Work to complete
Would you repeat the data below exactly, taking out the images?

#####

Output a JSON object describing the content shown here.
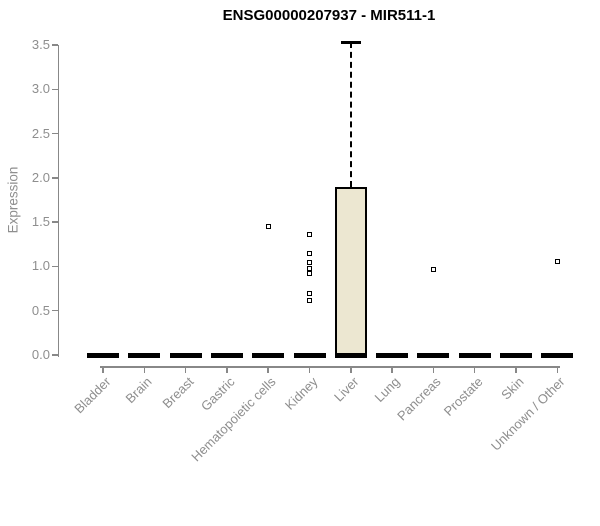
{
  "chart_data": {
    "type": "boxplot",
    "title": "ENSG00000207937 - MIR511-1",
    "xlabel": "",
    "ylabel": "Expression",
    "ylim": [
      0,
      3.5
    ],
    "ytick_step": 0.5,
    "ytick_labels": [
      "0.0",
      "0.5",
      "1.0",
      "1.5",
      "2.0",
      "2.5",
      "3.0",
      "3.5"
    ],
    "grid": false,
    "legend": "none",
    "categories": [
      "Bladder",
      "Brain",
      "Breast",
      "Gastric",
      "Hematopoietic cells",
      "Kidney",
      "Liver",
      "Lung",
      "Pancreas",
      "Prostate",
      "Skin",
      "Unknown / Other"
    ],
    "boxes": [
      {
        "name": "Bladder",
        "whisker_low": 0,
        "q1": 0,
        "median": 0,
        "q3": 0,
        "whisker_high": 0,
        "outliers": []
      },
      {
        "name": "Brain",
        "whisker_low": 0,
        "q1": 0,
        "median": 0,
        "q3": 0,
        "whisker_high": 0,
        "outliers": []
      },
      {
        "name": "Breast",
        "whisker_low": 0,
        "q1": 0,
        "median": 0,
        "q3": 0,
        "whisker_high": 0,
        "outliers": []
      },
      {
        "name": "Gastric",
        "whisker_low": 0,
        "q1": 0,
        "median": 0,
        "q3": 0,
        "whisker_high": 0,
        "outliers": []
      },
      {
        "name": "Hematopoietic cells",
        "whisker_low": 0,
        "q1": 0,
        "median": 0,
        "q3": 0,
        "whisker_high": 0,
        "outliers": [
          1.45
        ]
      },
      {
        "name": "Kidney",
        "whisker_low": 0,
        "q1": 0,
        "median": 0,
        "q3": 0,
        "whisker_high": 0,
        "outliers": [
          1.36,
          1.15,
          1.05,
          0.98,
          0.92,
          0.7,
          0.62
        ]
      },
      {
        "name": "Liver",
        "whisker_low": 0,
        "q1": 0,
        "median": 0,
        "q3": 1.9,
        "whisker_high": 3.53,
        "outliers": []
      },
      {
        "name": "Lung",
        "whisker_low": 0,
        "q1": 0,
        "median": 0,
        "q3": 0,
        "whisker_high": 0,
        "outliers": []
      },
      {
        "name": "Pancreas",
        "whisker_low": 0,
        "q1": 0,
        "median": 0,
        "q3": 0,
        "whisker_high": 0,
        "outliers": [
          0.97
        ]
      },
      {
        "name": "Prostate",
        "whisker_low": 0,
        "q1": 0,
        "median": 0,
        "q3": 0,
        "whisker_high": 0,
        "outliers": []
      },
      {
        "name": "Skin",
        "whisker_low": 0,
        "q1": 0,
        "median": 0,
        "q3": 0,
        "whisker_high": 0,
        "outliers": []
      },
      {
        "name": "Unknown / Other",
        "whisker_low": 0,
        "q1": 0,
        "median": 0,
        "q3": 0,
        "whisker_high": 0,
        "outliers": [
          1.06
        ]
      }
    ],
    "colors": {
      "title": "#000000",
      "axis": "#888888",
      "tick_text": "#8e8e8e",
      "box_fill": "#ece7d1",
      "box_border": "#000000",
      "outlier": "#000000",
      "background": "#ffffff"
    }
  }
}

#####

Exercise output
Output a JSON object describing the content shown here.
{
  "chart_data": {
    "type": "boxplot",
    "title": "ENSG00000207937 - MIR511-1",
    "xlabel": "",
    "ylabel": "Expression",
    "ylim": [
      0,
      3.5
    ],
    "ytick_step": 0.5,
    "ytick_labels": [
      "0.0",
      "0.5",
      "1.0",
      "1.5",
      "2.0",
      "2.5",
      "3.0",
      "3.5"
    ],
    "grid": false,
    "legend": "none",
    "categories": [
      "Bladder",
      "Brain",
      "Breast",
      "Gastric",
      "Hematopoietic cells",
      "Kidney",
      "Liver",
      "Lung",
      "Pancreas",
      "Prostate",
      "Skin",
      "Unknown / Other"
    ],
    "boxes": [
      {
        "name": "Bladder",
        "whisker_low": 0,
        "q1": 0,
        "median": 0,
        "q3": 0,
        "whisker_high": 0,
        "outliers": []
      },
      {
        "name": "Brain",
        "whisker_low": 0,
        "q1": 0,
        "median": 0,
        "q3": 0,
        "whisker_high": 0,
        "outliers": []
      },
      {
        "name": "Breast",
        "whisker_low": 0,
        "q1": 0,
        "median": 0,
        "q3": 0,
        "whisker_high": 0,
        "outliers": []
      },
      {
        "name": "Gastric",
        "whisker_low": 0,
        "q1": 0,
        "median": 0,
        "q3": 0,
        "whisker_high": 0,
        "outliers": []
      },
      {
        "name": "Hematopoietic cells",
        "whisker_low": 0,
        "q1": 0,
        "median": 0,
        "q3": 0,
        "whisker_high": 0,
        "outliers": [
          1.45
        ]
      },
      {
        "name": "Kidney",
        "whisker_low": 0,
        "q1": 0,
        "median": 0,
        "q3": 0,
        "whisker_high": 0,
        "outliers": [
          1.36,
          1.15,
          1.05,
          0.98,
          0.92,
          0.7,
          0.62
        ]
      },
      {
        "name": "Liver",
        "whisker_low": 0,
        "q1": 0,
        "median": 0,
        "q3": 1.9,
        "whisker_high": 3.53,
        "outliers": []
      },
      {
        "name": "Lung",
        "whisker_low": 0,
        "q1": 0,
        "median": 0,
        "q3": 0,
        "whisker_high": 0,
        "outliers": []
      },
      {
        "name": "Pancreas",
        "whisker_low": 0,
        "q1": 0,
        "median": 0,
        "q3": 0,
        "whisker_high": 0,
        "outliers": [
          0.97
        ]
      },
      {
        "name": "Prostate",
        "whisker_low": 0,
        "q1": 0,
        "median": 0,
        "q3": 0,
        "whisker_high": 0,
        "outliers": []
      },
      {
        "name": "Skin",
        "whisker_low": 0,
        "q1": 0,
        "median": 0,
        "q3": 0,
        "whisker_high": 0,
        "outliers": []
      },
      {
        "name": "Unknown / Other",
        "whisker_low": 0,
        "q1": 0,
        "median": 0,
        "q3": 0,
        "whisker_high": 0,
        "outliers": [
          1.06
        ]
      }
    ],
    "colors": {
      "title": "#000000",
      "axis": "#888888",
      "tick_text": "#8e8e8e",
      "box_fill": "#ece7d1",
      "box_border": "#000000",
      "outlier": "#000000",
      "background": "#ffffff"
    }
  }
}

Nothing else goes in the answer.